— What to do —
Copy, from the entries below, each line where the word "text" can be found.

Raw records:
_ _ _ _
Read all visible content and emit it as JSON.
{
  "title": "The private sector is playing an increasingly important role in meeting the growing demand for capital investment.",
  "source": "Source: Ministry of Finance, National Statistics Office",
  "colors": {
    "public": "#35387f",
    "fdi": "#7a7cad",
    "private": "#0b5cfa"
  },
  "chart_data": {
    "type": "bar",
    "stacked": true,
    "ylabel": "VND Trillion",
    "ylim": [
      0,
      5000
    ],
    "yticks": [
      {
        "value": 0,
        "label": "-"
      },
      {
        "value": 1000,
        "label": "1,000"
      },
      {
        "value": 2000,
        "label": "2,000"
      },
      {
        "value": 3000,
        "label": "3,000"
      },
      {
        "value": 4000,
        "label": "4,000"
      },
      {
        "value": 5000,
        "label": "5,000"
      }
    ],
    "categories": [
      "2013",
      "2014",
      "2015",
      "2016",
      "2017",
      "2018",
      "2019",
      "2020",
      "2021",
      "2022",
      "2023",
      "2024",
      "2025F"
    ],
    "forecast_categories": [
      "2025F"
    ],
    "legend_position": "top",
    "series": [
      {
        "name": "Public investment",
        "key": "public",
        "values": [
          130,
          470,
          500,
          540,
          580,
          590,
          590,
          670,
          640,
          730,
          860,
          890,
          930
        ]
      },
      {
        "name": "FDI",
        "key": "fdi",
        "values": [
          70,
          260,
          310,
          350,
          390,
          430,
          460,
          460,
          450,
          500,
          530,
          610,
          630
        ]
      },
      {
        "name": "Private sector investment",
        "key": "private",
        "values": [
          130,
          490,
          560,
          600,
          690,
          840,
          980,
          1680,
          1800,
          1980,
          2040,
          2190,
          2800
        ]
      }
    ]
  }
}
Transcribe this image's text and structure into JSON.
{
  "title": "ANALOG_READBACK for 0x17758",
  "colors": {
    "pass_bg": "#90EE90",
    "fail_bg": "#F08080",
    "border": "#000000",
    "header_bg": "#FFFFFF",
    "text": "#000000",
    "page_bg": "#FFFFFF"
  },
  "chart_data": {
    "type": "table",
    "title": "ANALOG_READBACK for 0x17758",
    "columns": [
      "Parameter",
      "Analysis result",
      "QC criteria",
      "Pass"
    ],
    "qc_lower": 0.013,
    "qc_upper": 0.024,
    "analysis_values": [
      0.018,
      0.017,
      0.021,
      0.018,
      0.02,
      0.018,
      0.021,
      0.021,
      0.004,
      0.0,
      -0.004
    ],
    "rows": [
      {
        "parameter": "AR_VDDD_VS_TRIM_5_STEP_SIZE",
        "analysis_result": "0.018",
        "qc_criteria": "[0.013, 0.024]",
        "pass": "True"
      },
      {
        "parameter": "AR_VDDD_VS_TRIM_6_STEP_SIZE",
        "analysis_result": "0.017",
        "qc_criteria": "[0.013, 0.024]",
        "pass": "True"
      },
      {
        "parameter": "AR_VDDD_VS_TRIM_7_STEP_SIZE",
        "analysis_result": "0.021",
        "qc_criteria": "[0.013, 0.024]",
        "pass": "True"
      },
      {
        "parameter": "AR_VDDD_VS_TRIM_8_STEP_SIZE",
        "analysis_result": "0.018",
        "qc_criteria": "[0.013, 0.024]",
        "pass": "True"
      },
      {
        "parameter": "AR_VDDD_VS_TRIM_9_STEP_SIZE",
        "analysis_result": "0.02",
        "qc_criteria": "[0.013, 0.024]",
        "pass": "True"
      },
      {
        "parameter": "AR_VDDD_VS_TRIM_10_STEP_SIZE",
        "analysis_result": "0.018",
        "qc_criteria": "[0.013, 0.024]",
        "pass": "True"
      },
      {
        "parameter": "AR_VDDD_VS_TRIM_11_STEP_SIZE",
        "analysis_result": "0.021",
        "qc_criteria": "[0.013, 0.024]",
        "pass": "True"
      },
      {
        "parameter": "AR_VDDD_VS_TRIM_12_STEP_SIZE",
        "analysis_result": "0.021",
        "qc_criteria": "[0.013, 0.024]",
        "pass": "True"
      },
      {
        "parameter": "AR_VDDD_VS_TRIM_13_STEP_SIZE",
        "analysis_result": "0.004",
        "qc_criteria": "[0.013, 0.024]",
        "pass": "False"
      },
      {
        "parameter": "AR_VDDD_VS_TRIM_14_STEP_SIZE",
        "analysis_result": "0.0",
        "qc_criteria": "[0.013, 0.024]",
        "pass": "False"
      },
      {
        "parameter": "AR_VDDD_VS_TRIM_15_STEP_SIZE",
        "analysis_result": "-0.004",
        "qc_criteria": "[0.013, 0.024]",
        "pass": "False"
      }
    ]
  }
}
_ _ _ _
— Written answer —
Transcribe this image's text and structure into JSON.
    "text": "#000000",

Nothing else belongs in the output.